### Written instruction
Below are the records; copy each line in them that holds the word "values".
--
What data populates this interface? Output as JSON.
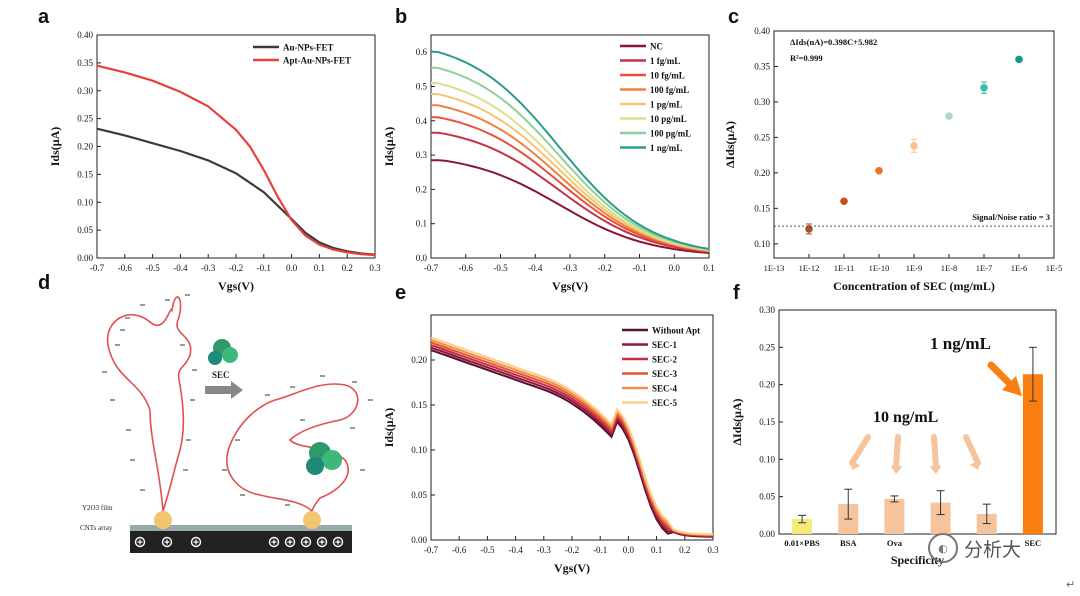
{
  "panels": {
    "a": {
      "label": "a"
    },
    "b": {
      "label": "b"
    },
    "c": {
      "label": "c"
    },
    "d": {
      "label": "d",
      "sec_label": "SEC",
      "film_label": "Y2O3 film",
      "cnt_label": "CNTs array"
    },
    "e": {
      "label": "e"
    },
    "f": {
      "label": "f",
      "ann_big": "1 ng/mL",
      "ann_small": "10 ng/mL"
    }
  },
  "watermark": {
    "icon": "wechat-icon",
    "text": "分析大"
  },
  "colors": {
    "red": "#e8413c",
    "gray": "#3a3a3a",
    "teal": "#2aa59a",
    "orange": "#f97f12",
    "light_orange": "#f5c39c",
    "yellow": "#f3ec7a"
  },
  "chart_data": [
    {
      "id": "a",
      "type": "line",
      "title": "",
      "xlabel": "Vgs(V)",
      "ylabel": "Ids(μA)",
      "xlim": [
        -0.7,
        0.3
      ],
      "ylim": [
        0,
        0.4
      ],
      "xticks": [
        -0.7,
        -0.6,
        -0.5,
        -0.4,
        -0.3,
        -0.2,
        -0.1,
        0.0,
        0.1,
        0.2,
        0.3
      ],
      "yticks": [
        0,
        0.05,
        0.1,
        0.15,
        0.2,
        0.25,
        0.3,
        0.35,
        0.4
      ],
      "xtick_labels": [
        "-0.7",
        "-0.6",
        "-0.5",
        "-0.4",
        "-0.3",
        "-0.2",
        "-0.1",
        "0.0",
        "0.1",
        "0.2",
        "0.3"
      ],
      "ytick_labels": [
        "0.00",
        "0.05",
        "0.10",
        "0.15",
        "0.20",
        "0.25",
        "0.30",
        "0.35",
        "0.40"
      ],
      "legend": "top-left",
      "series": [
        {
          "name": "Au-NPs-FET",
          "color": "#3a3a3a",
          "x": [
            -0.7,
            -0.6,
            -0.5,
            -0.4,
            -0.3,
            -0.2,
            -0.1,
            0.0,
            0.05,
            0.1,
            0.15,
            0.2,
            0.25,
            0.3
          ],
          "y": [
            0.232,
            0.22,
            0.206,
            0.192,
            0.175,
            0.152,
            0.118,
            0.07,
            0.045,
            0.028,
            0.018,
            0.012,
            0.008,
            0.006
          ]
        },
        {
          "name": "Apt-Au-NPs-FET",
          "color": "#e8413c",
          "x": [
            -0.7,
            -0.6,
            -0.5,
            -0.4,
            -0.3,
            -0.2,
            -0.15,
            -0.1,
            -0.05,
            0.0,
            0.05,
            0.1,
            0.15,
            0.2,
            0.25,
            0.3
          ],
          "y": [
            0.345,
            0.333,
            0.318,
            0.298,
            0.272,
            0.23,
            0.2,
            0.158,
            0.11,
            0.068,
            0.04,
            0.024,
            0.015,
            0.01,
            0.007,
            0.005
          ]
        }
      ]
    },
    {
      "id": "b",
      "type": "line",
      "title": "",
      "xlabel": "Vgs(V)",
      "ylabel": "Ids(μA)",
      "xlim": [
        -0.7,
        0.1
      ],
      "ylim": [
        0,
        0.65
      ],
      "xticks": [
        -0.7,
        -0.6,
        -0.5,
        -0.4,
        -0.3,
        -0.2,
        -0.1,
        0.0,
        0.1
      ],
      "yticks": [
        0,
        0.1,
        0.2,
        0.3,
        0.4,
        0.5,
        0.6
      ],
      "xtick_labels": [
        "-0.7",
        "-0.6",
        "-0.5",
        "-0.4",
        "-0.3",
        "-0.2",
        "-0.1",
        "0.0",
        "0.1"
      ],
      "ytick_labels": [
        "0.0",
        "0.1",
        "0.2",
        "0.3",
        "0.4",
        "0.5",
        "0.6"
      ],
      "legend": "top-right",
      "series": [
        {
          "name": "NC",
          "color": "#8b1538",
          "start": 0.285
        },
        {
          "name": "1 fg/mL",
          "color": "#c2344a",
          "start": 0.365
        },
        {
          "name": "10 fg/mL",
          "color": "#e8503f",
          "start": 0.41
        },
        {
          "name": "100 fg/mL",
          "color": "#f0803a",
          "start": 0.445
        },
        {
          "name": "1 pg/mL",
          "color": "#f7c374",
          "start": 0.478
        },
        {
          "name": "10 pg/mL",
          "color": "#d9e08c",
          "start": 0.51
        },
        {
          "name": "100 pg/mL",
          "color": "#8fcf98",
          "start": 0.555
        },
        {
          "name": "1 ng/mL",
          "color": "#2a9d90",
          "start": 0.602
        }
      ]
    },
    {
      "id": "c",
      "type": "scatter",
      "title": "",
      "xlabel": "Concentration of SEC (mg/mL)",
      "ylabel": "ΔIds(μA)",
      "xlim": [
        -13,
        -5
      ],
      "ylim": [
        0.08,
        0.4
      ],
      "xticks": [
        -13,
        -12,
        -11,
        -10,
        -9,
        -8,
        -7,
        -6,
        -5
      ],
      "yticks": [
        0.1,
        0.15,
        0.2,
        0.25,
        0.3,
        0.35,
        0.4
      ],
      "xtick_labels": [
        "1E-13",
        "1E-12",
        "1E-11",
        "1E-10",
        "1E-9",
        "1E-8",
        "1E-7",
        "1E-6",
        "1E-5"
      ],
      "ytick_labels": [
        "0.10",
        "0.15",
        "0.20",
        "0.25",
        "0.30",
        "0.35",
        "0.40"
      ],
      "equation": "ΔIds(nA)=0.398C+5.982",
      "r2": "R²=0.999",
      "threshold": {
        "y": 0.125,
        "label": "Signal/Noise ratio = 3"
      },
      "points": [
        {
          "x": -12,
          "y": 0.121,
          "err": 0.007,
          "color": "#a0522d"
        },
        {
          "x": -11,
          "y": 0.16,
          "err": 0.0,
          "color": "#c8501e"
        },
        {
          "x": -10,
          "y": 0.203,
          "err": 0.0,
          "color": "#e8732c"
        },
        {
          "x": -9,
          "y": 0.238,
          "err": 0.009,
          "color": "#f7c48c"
        },
        {
          "x": -8,
          "y": 0.28,
          "err": 0.0,
          "color": "#a8dcc8"
        },
        {
          "x": -7,
          "y": 0.32,
          "err": 0.008,
          "color": "#38bfb0"
        },
        {
          "x": -6,
          "y": 0.36,
          "err": 0.0,
          "color": "#16968a"
        }
      ]
    },
    {
      "id": "e",
      "type": "line",
      "title": "",
      "xlabel": "Vgs(V)",
      "ylabel": "Ids(μA)",
      "xlim": [
        -0.7,
        0.3
      ],
      "ylim": [
        0,
        0.25
      ],
      "xticks": [
        -0.7,
        -0.6,
        -0.5,
        -0.4,
        -0.3,
        -0.2,
        -0.1,
        0.0,
        0.1,
        0.2,
        0.3
      ],
      "yticks": [
        0,
        0.05,
        0.1,
        0.15,
        0.2
      ],
      "xtick_labels": [
        "-0.7",
        "-0.6",
        "-0.5",
        "-0.4",
        "-0.3",
        "-0.2",
        "-0.1",
        "0.0",
        "0.1",
        "0.2",
        "0.3"
      ],
      "ytick_labels": [
        "0.00",
        "0.05",
        "0.10",
        "0.15",
        "0.20"
      ],
      "legend": "top-right",
      "series": [
        {
          "name": "Without Apt",
          "color": "#5a1030"
        },
        {
          "name": "SEC-1",
          "color": "#8b1a3a"
        },
        {
          "name": "SEC-2",
          "color": "#c42e48"
        },
        {
          "name": "SEC-3",
          "color": "#e25535"
        },
        {
          "name": "SEC-4",
          "color": "#f28f4e"
        },
        {
          "name": "SEC-5",
          "color": "#fbcf88"
        }
      ]
    },
    {
      "id": "f",
      "type": "bar",
      "title": "",
      "xlabel": "Specificity",
      "ylabel": "ΔIds(μA)",
      "ylim": [
        0,
        0.3
      ],
      "yticks": [
        0,
        0.05,
        0.1,
        0.15,
        0.2,
        0.25,
        0.3
      ],
      "ytick_labels": [
        "0.00",
        "0.05",
        "0.10",
        "0.15",
        "0.20",
        "0.25",
        "0.30"
      ],
      "categories": [
        "0.01×PBS",
        "BSA",
        "Ova",
        "",
        "",
        "SEC"
      ],
      "values": [
        0.02,
        0.04,
        0.047,
        0.042,
        0.027,
        0.214
      ],
      "errors": [
        0.005,
        0.02,
        0.004,
        0.016,
        0.013,
        0.036
      ],
      "colors": [
        "#f3ec7a",
        "#f5c39c",
        "#f5c39c",
        "#f5c39c",
        "#f5c39c",
        "#f97f12"
      ]
    }
  ]
}
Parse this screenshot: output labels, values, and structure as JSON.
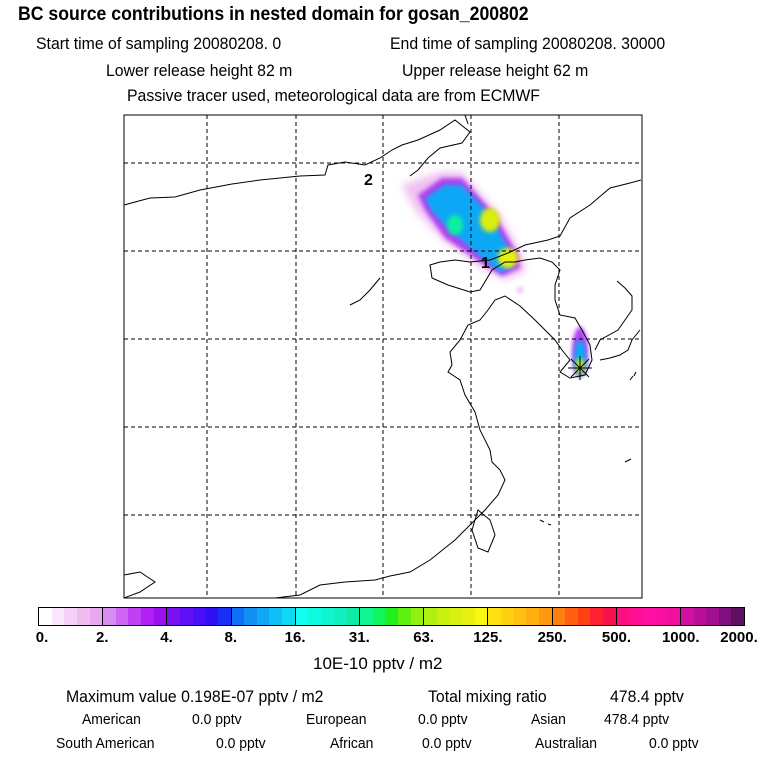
--
### Full response
      "values": [
Parse this screenshot: output labels, values, and structure as JSON.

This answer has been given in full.